# [BRIEF]
From the entries below, extract every line that includes the word "强化宣传培训".

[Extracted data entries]
======

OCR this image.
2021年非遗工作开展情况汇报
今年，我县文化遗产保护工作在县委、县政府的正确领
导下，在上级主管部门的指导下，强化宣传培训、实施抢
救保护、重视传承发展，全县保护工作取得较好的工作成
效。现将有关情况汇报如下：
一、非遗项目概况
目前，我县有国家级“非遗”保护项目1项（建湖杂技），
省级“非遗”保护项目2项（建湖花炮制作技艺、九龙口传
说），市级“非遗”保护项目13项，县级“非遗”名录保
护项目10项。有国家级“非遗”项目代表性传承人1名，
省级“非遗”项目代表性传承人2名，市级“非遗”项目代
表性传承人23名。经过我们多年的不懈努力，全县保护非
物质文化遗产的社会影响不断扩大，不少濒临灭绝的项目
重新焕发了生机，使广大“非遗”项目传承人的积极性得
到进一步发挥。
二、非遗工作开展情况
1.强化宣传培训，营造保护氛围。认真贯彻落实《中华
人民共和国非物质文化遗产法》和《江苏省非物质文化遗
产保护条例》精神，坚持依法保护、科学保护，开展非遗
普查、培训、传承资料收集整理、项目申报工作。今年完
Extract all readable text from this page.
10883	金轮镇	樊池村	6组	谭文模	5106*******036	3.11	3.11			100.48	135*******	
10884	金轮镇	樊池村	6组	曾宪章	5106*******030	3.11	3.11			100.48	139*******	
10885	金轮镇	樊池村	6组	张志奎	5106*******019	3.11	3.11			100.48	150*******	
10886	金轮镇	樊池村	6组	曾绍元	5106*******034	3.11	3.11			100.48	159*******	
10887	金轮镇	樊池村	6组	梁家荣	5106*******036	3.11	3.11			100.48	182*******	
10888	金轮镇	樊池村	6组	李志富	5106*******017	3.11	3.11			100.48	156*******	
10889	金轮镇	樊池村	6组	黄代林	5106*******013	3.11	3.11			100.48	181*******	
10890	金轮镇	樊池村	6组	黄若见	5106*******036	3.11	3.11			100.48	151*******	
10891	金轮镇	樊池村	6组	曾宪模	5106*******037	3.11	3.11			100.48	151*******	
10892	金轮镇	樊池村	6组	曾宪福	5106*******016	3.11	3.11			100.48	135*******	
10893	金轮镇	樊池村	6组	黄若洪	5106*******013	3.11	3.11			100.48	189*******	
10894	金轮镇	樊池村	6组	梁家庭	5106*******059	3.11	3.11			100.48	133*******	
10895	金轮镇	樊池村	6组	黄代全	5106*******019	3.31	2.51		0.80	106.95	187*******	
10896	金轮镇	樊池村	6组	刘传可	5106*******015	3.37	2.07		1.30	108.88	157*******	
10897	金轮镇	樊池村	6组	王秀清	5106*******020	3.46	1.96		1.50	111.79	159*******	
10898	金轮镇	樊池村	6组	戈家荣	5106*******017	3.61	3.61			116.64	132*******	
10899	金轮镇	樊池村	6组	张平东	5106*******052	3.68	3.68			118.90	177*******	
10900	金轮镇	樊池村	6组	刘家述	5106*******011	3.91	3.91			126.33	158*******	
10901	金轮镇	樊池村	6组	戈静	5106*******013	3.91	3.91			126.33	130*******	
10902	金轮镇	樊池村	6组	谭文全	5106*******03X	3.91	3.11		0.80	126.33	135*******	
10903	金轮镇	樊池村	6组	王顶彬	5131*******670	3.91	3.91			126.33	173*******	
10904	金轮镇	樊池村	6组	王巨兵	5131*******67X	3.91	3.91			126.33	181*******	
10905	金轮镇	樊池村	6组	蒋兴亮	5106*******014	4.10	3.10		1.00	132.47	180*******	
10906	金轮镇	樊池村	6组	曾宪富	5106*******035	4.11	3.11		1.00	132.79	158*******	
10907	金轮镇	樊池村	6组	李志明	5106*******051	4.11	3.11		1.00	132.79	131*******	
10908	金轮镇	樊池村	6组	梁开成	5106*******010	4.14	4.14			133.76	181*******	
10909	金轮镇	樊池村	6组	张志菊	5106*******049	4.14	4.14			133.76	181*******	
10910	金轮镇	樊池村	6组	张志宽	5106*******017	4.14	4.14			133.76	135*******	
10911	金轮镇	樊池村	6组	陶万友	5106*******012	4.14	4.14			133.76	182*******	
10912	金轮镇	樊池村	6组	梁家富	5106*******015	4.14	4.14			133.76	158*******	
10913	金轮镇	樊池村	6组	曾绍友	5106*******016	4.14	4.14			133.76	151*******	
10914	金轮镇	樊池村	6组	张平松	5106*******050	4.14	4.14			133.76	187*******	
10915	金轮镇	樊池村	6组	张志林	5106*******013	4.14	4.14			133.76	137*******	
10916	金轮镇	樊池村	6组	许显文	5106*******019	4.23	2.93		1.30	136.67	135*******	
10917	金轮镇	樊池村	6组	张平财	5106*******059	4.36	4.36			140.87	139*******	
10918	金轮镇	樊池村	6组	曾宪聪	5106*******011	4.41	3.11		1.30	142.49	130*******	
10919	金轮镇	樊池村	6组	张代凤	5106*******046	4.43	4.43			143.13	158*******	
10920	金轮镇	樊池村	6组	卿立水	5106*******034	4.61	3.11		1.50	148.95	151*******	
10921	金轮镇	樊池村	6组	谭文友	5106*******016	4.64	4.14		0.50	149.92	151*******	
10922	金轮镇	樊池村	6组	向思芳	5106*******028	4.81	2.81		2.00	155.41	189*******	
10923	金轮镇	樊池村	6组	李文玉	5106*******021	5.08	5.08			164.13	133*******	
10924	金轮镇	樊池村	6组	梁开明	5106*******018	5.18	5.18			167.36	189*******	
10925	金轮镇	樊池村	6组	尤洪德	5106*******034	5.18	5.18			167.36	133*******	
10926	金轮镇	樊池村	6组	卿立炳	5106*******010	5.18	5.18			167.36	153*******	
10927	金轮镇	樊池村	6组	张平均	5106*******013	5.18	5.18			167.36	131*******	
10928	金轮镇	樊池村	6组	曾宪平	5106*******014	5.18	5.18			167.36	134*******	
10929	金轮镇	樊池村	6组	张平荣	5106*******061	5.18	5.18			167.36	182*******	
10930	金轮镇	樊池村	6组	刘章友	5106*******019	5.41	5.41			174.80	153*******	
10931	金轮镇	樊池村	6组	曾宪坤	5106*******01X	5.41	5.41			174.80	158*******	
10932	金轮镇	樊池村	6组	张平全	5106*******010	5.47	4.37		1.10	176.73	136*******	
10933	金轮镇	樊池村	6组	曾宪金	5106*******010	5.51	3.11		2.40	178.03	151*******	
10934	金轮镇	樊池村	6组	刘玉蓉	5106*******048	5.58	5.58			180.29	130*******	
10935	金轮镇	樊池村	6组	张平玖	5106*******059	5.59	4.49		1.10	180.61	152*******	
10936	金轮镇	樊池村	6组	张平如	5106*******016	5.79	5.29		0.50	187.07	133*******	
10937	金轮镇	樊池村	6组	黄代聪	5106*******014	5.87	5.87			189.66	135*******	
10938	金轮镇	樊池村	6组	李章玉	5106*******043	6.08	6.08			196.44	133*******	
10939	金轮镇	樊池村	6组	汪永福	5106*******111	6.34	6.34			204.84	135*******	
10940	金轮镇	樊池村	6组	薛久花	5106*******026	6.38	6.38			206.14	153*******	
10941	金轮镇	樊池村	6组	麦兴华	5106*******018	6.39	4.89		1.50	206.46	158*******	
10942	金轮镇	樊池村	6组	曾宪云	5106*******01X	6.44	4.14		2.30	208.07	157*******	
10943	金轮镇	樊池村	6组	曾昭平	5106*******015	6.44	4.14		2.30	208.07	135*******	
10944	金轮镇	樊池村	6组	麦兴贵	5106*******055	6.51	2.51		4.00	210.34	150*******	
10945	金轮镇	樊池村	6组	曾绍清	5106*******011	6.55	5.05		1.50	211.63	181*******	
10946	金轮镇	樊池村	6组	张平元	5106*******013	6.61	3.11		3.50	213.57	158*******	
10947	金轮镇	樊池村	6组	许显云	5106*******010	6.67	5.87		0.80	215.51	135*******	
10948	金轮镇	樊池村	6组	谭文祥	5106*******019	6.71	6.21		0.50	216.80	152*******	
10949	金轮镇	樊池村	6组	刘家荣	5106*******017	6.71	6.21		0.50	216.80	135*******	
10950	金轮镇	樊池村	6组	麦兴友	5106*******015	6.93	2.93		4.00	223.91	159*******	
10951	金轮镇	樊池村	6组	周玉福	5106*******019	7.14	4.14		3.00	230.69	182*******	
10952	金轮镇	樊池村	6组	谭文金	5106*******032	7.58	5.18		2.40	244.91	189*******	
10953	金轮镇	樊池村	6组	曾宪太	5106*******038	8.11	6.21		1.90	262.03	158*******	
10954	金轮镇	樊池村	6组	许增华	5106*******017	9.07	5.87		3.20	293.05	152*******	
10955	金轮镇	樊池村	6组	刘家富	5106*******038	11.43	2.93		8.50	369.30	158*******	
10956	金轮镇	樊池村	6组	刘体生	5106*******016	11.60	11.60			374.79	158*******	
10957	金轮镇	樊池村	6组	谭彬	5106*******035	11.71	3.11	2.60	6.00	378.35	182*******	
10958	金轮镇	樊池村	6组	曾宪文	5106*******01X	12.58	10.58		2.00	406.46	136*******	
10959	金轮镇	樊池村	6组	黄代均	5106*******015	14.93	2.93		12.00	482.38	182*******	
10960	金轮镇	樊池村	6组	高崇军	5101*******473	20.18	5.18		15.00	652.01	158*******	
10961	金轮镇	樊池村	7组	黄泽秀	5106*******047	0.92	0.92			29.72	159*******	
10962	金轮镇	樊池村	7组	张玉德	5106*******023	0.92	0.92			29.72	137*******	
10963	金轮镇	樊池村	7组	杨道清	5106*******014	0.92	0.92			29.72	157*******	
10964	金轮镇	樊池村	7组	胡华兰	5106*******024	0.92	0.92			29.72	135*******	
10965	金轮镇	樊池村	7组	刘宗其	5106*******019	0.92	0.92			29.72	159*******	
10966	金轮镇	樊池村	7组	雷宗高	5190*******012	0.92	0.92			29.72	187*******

======

# [COMPLETE ANSWER]
导下，在上级主管部门的指导下，强化宣传培训、实施抢
1.强化宣传培训，营造保护氛围。认真贯彻落实《中华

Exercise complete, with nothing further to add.